Spatial layout records:

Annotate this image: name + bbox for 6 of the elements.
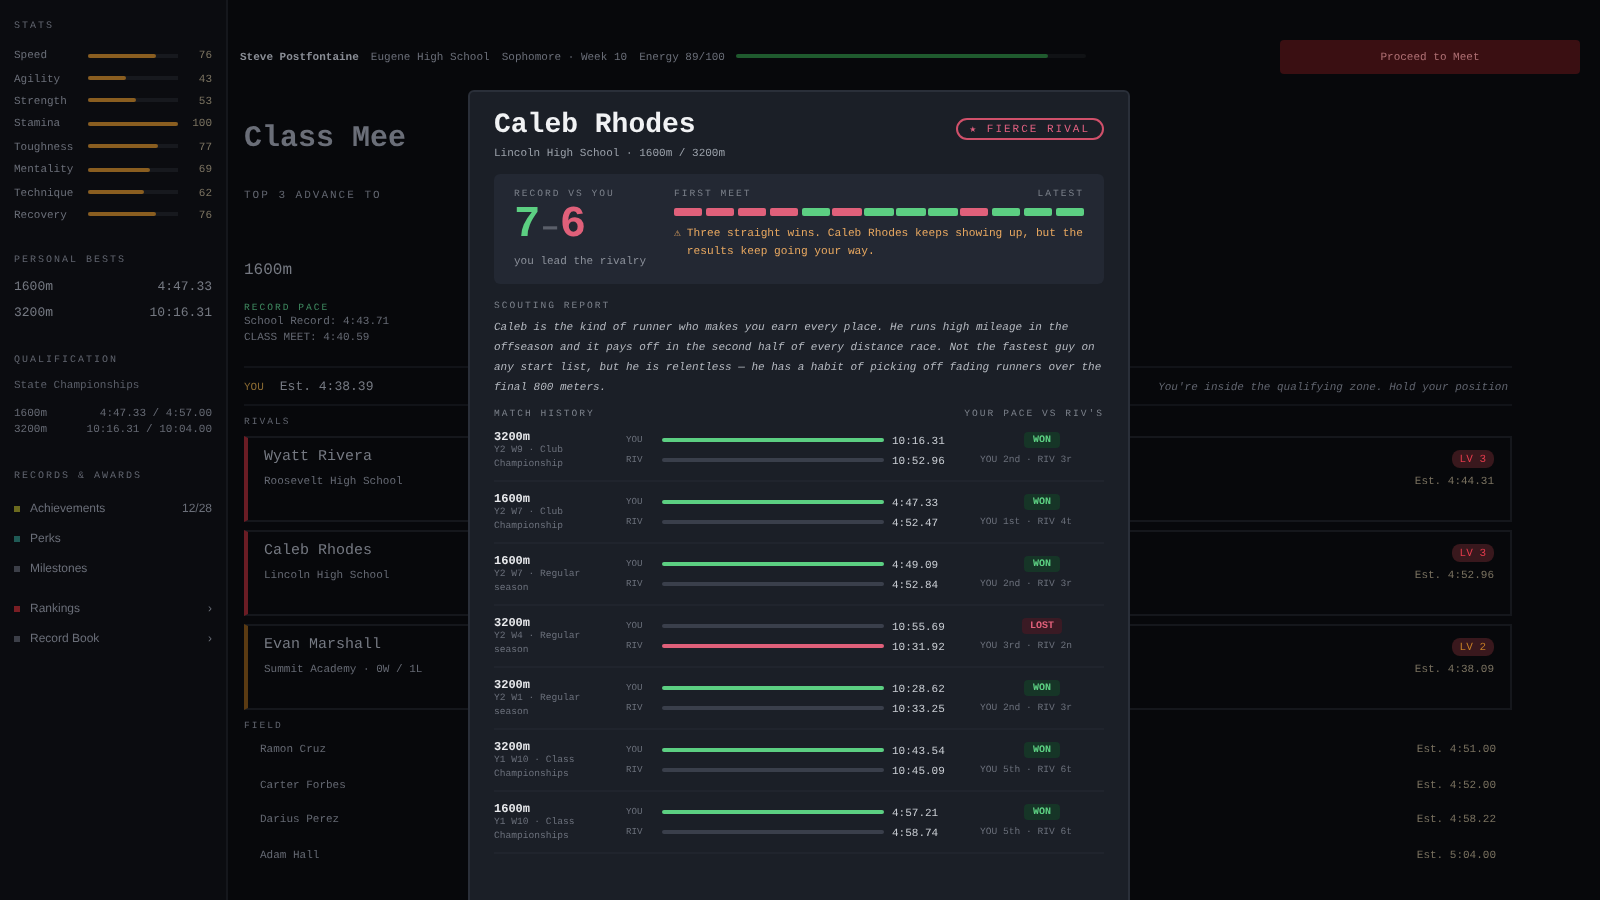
event-title: 1600m: [244, 262, 293, 280]
wins-count: 7: [514, 200, 541, 252]
rival-name: Caleb Rhodes: [494, 110, 698, 142]
score-dash: –: [540, 208, 560, 250]
page-title: Class Mee: [244, 120, 407, 160]
losses-count: 6: [559, 200, 587, 252]
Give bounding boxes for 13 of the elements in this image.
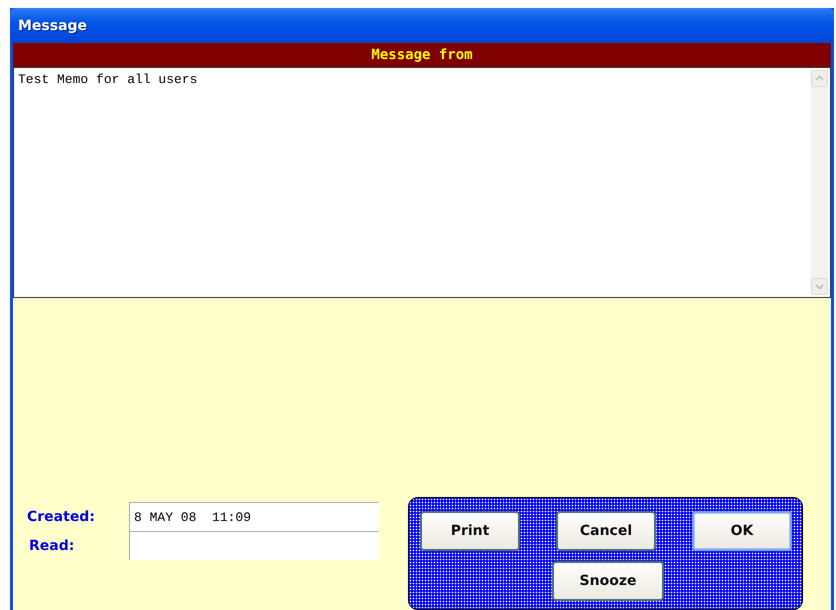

§ Exercise brief
Turn the lines of the records into a numbered list, skipping any blank lines. Leave the pictures out.

§ Response to this exercise
1. Annotate this image: name + bbox for 6 of the elements.
2. event-title: 1600m: [244, 262, 293, 280]
3. wins-count: 7: [514, 200, 541, 252]
4. rival-name: Caleb Rhodes: [494, 110, 698, 142]
5. score-dash: –: [540, 208, 560, 250]
6. page-title: Class Mee: [244, 120, 407, 160]
7. losses-count: 6: [559, 200, 587, 252]
8. Give bounding boxes for 13 of the elements in this image.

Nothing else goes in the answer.